Stated goal —
Rewrite the lines from the first one through the line containing "nav-step-trigger: 触发器 — [15, 144, 52, 158]", substituting "coordinates" for "bounding boxes" and leaving everything else unchanged.

Material supplied —
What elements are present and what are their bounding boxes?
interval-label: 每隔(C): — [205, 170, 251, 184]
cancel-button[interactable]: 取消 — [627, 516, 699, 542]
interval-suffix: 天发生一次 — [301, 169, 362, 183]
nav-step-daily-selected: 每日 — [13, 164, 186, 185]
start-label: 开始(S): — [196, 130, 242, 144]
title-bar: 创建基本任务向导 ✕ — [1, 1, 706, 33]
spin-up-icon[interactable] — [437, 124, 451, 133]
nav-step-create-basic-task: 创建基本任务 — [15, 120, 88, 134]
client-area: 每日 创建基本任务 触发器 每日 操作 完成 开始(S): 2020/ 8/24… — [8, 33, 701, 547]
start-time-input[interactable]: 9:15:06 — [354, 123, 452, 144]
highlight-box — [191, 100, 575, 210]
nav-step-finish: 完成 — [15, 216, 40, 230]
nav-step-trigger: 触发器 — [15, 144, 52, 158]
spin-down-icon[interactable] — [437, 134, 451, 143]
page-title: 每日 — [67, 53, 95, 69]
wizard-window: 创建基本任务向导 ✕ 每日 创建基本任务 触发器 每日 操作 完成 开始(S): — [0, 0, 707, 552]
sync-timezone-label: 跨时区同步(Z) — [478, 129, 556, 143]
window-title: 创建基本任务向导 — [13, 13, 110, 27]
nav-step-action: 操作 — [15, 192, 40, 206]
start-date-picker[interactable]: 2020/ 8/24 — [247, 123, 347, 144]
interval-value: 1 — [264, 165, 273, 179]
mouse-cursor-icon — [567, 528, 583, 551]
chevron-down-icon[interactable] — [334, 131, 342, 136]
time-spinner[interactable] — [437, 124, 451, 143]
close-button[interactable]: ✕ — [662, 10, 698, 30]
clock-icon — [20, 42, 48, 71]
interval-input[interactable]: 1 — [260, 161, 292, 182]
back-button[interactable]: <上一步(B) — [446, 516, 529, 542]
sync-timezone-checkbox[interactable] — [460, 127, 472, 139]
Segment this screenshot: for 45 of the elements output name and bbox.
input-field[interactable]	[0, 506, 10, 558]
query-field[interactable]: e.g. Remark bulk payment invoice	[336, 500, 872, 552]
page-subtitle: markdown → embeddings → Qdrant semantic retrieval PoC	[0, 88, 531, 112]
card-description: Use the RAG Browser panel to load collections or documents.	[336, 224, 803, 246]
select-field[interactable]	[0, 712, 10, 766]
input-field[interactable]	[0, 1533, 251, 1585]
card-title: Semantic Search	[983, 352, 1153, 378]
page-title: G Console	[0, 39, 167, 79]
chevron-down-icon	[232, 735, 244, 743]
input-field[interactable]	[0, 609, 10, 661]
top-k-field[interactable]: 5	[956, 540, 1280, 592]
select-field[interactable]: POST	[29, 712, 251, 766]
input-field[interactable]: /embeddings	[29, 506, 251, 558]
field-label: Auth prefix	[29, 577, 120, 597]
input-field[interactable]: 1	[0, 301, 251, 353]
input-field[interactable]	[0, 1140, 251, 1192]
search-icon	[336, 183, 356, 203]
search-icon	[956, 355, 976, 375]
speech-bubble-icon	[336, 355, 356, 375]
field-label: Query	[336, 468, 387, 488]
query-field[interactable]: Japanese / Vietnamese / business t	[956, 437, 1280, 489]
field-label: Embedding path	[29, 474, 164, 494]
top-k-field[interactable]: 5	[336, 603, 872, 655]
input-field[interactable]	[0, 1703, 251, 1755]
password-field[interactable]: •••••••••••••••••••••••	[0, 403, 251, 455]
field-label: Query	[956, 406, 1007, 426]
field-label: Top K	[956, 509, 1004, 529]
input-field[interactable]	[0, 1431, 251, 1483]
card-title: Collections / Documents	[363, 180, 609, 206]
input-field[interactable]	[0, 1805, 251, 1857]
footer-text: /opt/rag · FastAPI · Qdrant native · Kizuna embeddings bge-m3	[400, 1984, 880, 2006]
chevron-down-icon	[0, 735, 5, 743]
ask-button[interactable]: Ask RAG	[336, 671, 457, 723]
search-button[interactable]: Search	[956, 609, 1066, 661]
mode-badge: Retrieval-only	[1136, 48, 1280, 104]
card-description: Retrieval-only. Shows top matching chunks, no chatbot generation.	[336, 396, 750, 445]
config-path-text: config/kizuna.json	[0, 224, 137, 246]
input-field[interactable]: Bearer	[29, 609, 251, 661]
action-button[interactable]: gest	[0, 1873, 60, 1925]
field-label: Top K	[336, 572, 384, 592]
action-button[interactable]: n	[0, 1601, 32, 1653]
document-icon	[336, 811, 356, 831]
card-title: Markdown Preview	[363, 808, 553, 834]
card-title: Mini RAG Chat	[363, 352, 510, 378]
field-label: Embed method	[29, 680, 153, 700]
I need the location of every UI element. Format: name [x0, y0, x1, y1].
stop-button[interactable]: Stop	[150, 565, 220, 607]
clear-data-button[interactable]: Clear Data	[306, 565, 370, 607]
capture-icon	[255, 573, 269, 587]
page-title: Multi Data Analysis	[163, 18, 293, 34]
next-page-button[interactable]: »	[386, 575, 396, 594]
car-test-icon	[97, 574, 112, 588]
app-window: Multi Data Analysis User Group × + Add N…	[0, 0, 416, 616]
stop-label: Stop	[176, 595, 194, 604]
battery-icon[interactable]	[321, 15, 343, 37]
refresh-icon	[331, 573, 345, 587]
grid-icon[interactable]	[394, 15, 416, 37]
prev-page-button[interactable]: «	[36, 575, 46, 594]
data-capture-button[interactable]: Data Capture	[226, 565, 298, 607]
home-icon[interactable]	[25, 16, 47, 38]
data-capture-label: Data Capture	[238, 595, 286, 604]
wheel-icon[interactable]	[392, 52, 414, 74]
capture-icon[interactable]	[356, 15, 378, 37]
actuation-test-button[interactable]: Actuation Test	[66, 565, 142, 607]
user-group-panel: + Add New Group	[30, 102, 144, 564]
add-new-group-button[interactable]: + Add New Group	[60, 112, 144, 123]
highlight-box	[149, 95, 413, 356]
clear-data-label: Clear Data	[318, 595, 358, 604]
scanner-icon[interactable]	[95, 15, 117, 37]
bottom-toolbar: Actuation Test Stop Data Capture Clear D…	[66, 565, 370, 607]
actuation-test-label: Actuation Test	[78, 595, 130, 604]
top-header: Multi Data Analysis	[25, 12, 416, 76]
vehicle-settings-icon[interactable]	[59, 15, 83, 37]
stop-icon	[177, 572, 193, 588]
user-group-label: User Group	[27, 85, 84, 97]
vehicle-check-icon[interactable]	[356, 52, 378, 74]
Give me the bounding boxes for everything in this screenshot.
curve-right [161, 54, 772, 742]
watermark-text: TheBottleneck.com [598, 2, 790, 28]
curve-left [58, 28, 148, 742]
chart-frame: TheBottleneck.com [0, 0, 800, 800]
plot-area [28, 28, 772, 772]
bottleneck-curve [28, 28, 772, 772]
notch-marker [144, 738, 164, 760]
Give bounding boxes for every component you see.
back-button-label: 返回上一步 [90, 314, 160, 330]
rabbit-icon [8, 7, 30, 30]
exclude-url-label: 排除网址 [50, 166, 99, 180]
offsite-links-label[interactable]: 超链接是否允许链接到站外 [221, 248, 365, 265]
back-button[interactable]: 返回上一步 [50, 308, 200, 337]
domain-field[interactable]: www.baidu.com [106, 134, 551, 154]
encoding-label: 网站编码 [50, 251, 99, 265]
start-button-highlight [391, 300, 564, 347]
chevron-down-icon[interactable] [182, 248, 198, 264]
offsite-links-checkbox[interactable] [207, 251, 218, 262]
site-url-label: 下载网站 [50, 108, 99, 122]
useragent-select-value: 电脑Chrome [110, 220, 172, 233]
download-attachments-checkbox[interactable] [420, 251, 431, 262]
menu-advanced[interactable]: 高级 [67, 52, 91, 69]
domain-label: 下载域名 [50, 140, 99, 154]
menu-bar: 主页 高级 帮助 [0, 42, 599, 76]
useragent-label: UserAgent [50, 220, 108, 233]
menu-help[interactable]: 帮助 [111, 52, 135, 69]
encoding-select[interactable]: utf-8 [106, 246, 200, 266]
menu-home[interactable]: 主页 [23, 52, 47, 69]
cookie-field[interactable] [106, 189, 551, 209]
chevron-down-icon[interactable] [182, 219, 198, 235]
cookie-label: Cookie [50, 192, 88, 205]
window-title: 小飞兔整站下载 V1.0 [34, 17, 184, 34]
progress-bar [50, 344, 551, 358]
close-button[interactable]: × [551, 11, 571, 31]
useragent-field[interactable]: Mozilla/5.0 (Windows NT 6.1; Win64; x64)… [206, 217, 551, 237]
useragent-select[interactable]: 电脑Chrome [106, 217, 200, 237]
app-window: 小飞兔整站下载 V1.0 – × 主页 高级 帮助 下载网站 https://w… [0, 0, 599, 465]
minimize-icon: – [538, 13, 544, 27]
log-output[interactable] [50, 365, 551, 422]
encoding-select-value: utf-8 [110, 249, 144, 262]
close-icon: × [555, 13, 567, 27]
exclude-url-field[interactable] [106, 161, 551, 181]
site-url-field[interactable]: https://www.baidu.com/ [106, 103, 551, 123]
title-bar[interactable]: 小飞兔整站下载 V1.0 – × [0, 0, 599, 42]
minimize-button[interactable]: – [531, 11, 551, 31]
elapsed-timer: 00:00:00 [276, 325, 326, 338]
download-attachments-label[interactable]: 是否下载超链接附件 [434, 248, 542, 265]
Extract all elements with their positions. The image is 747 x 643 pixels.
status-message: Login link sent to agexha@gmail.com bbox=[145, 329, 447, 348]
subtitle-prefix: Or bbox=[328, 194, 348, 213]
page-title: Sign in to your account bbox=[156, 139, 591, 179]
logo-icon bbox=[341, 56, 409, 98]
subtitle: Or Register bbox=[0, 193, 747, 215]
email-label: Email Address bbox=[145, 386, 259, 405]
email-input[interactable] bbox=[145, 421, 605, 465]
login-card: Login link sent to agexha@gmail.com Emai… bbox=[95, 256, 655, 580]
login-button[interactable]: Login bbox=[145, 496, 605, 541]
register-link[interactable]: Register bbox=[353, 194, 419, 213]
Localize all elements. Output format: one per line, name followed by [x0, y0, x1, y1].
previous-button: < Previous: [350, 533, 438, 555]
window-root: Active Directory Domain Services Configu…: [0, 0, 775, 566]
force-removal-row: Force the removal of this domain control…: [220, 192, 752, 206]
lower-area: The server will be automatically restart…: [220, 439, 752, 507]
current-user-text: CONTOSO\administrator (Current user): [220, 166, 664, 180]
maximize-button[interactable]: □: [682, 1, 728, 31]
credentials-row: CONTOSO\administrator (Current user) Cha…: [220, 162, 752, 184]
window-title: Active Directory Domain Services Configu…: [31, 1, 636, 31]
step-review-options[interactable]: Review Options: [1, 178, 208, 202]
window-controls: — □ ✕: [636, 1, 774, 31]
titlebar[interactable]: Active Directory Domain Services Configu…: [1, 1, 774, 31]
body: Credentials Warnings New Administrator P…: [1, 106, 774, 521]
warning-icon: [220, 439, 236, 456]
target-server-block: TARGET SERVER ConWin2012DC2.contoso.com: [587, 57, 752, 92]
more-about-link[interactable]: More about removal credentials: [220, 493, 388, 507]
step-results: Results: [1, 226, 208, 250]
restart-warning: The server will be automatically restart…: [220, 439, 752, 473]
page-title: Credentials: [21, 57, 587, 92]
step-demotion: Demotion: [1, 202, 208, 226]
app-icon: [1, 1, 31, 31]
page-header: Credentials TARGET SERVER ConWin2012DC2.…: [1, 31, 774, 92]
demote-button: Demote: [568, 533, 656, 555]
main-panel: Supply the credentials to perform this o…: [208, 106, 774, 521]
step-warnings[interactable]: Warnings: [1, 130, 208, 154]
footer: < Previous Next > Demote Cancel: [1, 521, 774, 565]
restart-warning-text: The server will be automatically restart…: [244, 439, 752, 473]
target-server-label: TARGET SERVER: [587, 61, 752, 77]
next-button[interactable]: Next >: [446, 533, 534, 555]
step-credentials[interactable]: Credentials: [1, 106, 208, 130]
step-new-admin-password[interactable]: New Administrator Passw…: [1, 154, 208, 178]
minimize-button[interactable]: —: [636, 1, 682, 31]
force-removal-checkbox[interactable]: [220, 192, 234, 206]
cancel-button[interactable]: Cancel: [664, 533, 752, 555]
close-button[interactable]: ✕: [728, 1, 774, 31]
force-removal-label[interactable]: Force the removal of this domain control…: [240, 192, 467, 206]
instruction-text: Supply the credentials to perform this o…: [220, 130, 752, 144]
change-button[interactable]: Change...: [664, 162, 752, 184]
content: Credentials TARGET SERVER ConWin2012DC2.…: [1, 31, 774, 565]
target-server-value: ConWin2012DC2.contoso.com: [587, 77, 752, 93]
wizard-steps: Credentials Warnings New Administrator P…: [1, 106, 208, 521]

Completed task —
What elements are present and what are their coordinates?
interval-label: 每隔(C): — [205, 170, 251, 184]
cancel-button[interactable]: 取消 — [627, 516, 699, 542]
interval-suffix: 天发生一次 — [301, 169, 362, 183]
nav-step-daily-selected: 每日 — [13, 164, 186, 185]
start-label: 开始(S): — [196, 130, 242, 144]
title-bar: 创建基本任务向导 ✕ — [1, 1, 706, 33]
spin-up-icon[interactable] — [437, 124, 451, 133]
nav-step-create-basic-task: 创建基本任务 — [15, 120, 88, 134]
client-area: 每日 创建基本任务 触发器 每日 操作 完成 开始(S): 2020/ 8/24… — [8, 33, 701, 547]
start-time-input[interactable]: 9:15:06 — [354, 123, 452, 144]
highlight-box — [191, 100, 575, 210]
nav-step-finish: 完成 — [15, 216, 40, 230]
nav-step-trigger: 触发器 — [15, 144, 52, 158]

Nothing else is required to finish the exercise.